• **Requirement**: Return the number of lines holding "this", with nothing added.

• **Dataset entries**:
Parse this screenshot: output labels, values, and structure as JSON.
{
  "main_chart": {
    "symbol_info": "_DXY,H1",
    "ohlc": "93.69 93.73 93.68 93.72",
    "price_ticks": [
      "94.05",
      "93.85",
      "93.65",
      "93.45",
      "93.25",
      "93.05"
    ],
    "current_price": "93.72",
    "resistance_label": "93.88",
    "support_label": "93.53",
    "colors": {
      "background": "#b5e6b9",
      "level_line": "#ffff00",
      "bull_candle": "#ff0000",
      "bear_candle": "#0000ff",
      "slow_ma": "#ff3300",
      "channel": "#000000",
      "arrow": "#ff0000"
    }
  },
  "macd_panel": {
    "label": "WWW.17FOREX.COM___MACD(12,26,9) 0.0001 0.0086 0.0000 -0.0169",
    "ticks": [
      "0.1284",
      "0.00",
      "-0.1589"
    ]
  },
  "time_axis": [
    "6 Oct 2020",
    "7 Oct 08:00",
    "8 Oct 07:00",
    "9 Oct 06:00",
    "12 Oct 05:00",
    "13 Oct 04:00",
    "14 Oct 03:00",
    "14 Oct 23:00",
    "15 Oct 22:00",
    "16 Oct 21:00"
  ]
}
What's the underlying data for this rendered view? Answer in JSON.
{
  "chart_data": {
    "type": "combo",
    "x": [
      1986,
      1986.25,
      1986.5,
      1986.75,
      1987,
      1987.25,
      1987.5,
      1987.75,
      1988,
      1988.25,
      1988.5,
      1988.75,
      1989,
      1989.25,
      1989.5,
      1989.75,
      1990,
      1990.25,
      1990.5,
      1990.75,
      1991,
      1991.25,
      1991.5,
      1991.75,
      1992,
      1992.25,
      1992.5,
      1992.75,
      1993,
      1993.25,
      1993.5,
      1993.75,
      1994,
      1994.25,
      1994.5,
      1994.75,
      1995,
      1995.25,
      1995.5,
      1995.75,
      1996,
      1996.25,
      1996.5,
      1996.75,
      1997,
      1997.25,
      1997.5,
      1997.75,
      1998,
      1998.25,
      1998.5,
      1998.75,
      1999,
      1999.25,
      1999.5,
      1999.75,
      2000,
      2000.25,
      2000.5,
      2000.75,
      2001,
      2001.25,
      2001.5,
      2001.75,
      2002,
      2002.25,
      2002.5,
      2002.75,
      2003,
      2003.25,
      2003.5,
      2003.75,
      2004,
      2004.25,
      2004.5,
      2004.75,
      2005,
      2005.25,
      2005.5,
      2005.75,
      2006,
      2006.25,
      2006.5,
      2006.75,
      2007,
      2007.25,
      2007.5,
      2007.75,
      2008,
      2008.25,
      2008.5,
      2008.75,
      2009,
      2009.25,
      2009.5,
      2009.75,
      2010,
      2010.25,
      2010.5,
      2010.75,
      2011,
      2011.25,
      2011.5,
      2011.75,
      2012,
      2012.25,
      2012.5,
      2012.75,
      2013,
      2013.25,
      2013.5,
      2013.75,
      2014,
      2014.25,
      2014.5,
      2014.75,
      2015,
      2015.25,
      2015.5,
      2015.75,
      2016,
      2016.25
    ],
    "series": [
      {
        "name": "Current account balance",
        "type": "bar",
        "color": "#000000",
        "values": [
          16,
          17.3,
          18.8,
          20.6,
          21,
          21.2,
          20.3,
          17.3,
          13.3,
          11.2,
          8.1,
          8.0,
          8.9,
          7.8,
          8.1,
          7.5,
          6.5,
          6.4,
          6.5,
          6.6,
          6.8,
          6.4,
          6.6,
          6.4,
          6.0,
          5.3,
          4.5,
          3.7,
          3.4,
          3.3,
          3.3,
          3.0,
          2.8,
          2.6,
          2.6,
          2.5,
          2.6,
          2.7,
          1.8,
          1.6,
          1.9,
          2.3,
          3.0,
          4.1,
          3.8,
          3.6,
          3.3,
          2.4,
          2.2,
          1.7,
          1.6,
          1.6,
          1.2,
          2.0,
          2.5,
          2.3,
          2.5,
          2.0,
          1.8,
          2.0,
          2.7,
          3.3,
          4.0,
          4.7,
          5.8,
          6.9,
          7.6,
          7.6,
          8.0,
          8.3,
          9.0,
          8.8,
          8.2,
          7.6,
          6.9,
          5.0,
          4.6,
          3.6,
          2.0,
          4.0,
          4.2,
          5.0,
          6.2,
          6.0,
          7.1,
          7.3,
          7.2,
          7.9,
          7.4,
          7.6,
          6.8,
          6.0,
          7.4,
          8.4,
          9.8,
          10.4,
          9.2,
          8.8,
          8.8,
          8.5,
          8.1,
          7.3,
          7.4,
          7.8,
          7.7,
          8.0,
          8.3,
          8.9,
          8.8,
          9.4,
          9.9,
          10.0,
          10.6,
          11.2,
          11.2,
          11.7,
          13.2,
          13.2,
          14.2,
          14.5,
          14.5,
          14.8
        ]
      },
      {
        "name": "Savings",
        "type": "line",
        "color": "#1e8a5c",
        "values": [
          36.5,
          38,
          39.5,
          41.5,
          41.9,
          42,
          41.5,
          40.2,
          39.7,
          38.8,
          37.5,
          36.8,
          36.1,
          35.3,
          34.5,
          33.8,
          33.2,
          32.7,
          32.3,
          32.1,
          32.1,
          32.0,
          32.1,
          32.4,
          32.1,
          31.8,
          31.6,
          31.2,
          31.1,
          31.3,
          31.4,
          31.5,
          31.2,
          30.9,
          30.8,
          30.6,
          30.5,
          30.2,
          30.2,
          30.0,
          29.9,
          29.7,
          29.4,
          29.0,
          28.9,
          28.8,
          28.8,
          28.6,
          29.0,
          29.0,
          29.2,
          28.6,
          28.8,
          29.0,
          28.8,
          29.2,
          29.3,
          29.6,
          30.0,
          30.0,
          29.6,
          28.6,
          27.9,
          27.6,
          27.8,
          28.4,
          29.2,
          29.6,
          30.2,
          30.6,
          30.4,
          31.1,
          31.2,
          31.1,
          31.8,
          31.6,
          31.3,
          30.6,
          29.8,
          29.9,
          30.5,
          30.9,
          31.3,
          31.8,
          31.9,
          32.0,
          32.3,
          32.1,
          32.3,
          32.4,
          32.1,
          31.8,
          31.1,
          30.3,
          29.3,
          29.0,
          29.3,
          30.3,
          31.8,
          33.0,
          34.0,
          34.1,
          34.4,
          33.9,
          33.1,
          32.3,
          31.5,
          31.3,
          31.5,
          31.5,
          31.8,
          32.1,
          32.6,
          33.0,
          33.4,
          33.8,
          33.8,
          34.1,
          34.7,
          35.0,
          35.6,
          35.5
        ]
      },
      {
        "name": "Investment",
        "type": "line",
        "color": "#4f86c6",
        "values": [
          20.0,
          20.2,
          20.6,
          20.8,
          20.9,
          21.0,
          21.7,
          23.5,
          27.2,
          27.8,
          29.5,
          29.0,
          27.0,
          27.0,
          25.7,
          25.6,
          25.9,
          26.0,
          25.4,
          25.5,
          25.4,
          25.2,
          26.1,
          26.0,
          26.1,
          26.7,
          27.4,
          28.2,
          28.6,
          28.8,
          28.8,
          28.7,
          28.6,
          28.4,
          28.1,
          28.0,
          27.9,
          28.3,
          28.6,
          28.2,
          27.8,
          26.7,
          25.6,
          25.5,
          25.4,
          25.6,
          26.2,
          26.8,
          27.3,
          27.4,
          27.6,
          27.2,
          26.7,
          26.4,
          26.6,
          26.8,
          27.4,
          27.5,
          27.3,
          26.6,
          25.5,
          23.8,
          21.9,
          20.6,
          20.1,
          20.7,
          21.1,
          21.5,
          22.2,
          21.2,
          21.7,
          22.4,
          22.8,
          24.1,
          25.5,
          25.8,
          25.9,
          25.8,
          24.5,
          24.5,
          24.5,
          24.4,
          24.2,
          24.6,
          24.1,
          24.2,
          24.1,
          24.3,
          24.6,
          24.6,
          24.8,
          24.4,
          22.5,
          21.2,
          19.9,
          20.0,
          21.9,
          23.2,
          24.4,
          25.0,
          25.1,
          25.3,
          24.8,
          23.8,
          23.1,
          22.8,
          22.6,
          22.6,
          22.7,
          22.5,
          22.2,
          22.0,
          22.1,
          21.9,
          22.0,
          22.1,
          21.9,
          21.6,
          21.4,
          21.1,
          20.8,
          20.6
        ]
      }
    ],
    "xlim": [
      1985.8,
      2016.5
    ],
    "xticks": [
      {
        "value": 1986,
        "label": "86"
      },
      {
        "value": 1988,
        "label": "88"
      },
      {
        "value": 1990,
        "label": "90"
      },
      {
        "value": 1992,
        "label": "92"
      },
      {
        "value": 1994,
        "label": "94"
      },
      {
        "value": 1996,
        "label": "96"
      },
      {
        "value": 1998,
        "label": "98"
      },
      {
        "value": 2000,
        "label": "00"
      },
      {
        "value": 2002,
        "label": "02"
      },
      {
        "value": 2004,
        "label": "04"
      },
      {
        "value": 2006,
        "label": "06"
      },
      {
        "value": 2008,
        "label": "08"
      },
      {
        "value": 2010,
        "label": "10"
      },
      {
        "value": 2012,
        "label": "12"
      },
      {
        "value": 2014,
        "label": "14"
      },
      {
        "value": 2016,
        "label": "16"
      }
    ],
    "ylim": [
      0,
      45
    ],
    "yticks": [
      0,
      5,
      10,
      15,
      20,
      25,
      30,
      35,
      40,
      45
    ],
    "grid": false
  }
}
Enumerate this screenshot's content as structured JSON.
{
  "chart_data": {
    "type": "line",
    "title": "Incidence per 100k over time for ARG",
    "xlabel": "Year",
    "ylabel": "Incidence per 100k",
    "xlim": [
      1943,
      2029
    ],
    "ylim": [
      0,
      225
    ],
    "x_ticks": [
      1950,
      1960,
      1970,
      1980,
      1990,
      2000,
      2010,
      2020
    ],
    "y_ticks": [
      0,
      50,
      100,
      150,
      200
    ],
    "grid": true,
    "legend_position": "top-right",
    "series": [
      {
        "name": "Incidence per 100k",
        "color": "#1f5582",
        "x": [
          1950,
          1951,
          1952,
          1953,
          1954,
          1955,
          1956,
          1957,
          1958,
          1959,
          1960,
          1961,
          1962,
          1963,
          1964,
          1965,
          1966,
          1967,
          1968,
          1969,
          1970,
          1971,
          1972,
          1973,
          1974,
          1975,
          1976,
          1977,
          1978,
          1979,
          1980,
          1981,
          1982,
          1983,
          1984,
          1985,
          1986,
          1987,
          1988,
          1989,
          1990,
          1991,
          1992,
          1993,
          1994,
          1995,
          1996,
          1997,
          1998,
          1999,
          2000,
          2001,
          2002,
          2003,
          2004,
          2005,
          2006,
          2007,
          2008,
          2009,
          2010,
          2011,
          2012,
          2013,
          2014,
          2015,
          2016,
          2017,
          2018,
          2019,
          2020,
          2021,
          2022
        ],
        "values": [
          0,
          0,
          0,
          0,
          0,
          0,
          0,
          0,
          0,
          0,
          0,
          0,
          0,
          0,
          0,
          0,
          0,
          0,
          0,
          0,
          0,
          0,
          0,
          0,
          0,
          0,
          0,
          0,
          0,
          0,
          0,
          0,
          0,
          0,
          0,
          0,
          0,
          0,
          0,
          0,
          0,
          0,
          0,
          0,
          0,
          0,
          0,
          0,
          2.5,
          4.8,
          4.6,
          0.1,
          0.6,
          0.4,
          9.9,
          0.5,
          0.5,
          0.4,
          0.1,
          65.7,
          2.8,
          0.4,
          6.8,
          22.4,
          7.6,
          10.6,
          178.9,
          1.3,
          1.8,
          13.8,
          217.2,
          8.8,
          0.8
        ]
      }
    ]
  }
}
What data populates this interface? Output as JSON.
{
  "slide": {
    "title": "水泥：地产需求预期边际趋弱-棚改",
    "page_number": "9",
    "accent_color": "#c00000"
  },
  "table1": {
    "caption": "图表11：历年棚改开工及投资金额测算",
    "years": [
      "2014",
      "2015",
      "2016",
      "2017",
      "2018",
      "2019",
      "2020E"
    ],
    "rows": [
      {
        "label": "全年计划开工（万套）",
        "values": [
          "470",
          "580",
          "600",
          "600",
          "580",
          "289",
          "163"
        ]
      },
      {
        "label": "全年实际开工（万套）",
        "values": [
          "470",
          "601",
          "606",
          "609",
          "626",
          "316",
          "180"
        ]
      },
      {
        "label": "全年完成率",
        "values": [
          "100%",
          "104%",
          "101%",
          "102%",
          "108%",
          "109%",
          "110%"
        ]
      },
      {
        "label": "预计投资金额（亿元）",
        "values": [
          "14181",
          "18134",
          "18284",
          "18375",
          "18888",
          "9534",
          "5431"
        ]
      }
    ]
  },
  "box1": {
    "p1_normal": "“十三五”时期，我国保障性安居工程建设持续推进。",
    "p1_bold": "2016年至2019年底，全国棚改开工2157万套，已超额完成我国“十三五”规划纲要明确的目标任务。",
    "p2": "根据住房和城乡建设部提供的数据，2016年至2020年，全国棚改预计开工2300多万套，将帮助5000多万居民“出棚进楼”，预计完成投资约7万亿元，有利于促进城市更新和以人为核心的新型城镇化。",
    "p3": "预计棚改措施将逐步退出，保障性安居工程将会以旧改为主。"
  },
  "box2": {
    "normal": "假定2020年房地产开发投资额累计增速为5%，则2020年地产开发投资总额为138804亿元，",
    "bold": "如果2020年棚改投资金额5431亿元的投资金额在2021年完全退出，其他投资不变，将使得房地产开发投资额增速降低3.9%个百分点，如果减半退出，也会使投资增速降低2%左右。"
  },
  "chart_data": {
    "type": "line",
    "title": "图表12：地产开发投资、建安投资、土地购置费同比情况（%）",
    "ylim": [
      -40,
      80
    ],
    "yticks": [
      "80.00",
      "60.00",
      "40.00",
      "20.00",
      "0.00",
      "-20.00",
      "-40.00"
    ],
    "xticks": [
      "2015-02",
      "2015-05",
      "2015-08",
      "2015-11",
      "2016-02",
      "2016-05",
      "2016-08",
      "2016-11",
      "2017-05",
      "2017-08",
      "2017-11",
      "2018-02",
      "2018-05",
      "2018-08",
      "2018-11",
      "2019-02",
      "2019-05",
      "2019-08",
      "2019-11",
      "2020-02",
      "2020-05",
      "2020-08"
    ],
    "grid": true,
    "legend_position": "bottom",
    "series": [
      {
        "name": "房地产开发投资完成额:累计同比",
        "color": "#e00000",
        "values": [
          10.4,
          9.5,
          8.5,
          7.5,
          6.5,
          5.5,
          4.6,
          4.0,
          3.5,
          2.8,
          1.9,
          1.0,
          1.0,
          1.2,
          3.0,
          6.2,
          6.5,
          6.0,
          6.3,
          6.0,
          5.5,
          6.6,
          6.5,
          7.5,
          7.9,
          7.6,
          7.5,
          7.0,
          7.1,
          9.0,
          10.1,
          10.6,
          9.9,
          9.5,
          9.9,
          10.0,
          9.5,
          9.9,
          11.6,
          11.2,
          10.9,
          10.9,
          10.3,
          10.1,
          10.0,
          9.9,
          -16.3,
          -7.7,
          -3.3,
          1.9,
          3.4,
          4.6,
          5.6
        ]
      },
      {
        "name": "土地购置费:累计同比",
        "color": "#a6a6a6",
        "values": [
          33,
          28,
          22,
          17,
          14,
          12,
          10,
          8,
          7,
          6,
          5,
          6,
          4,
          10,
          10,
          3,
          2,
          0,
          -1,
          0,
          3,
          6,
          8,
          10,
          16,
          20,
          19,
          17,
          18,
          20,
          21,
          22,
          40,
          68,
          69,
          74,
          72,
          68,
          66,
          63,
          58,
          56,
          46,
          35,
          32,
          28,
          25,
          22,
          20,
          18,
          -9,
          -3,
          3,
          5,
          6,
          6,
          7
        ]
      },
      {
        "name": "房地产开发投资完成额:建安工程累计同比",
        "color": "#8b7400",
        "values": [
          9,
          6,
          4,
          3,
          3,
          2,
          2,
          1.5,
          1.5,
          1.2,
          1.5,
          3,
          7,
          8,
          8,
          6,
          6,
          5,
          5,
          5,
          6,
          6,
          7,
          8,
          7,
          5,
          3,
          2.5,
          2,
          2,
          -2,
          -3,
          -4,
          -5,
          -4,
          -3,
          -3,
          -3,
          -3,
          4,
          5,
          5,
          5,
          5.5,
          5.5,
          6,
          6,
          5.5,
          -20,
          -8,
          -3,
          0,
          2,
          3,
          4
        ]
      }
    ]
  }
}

• **Output**: 4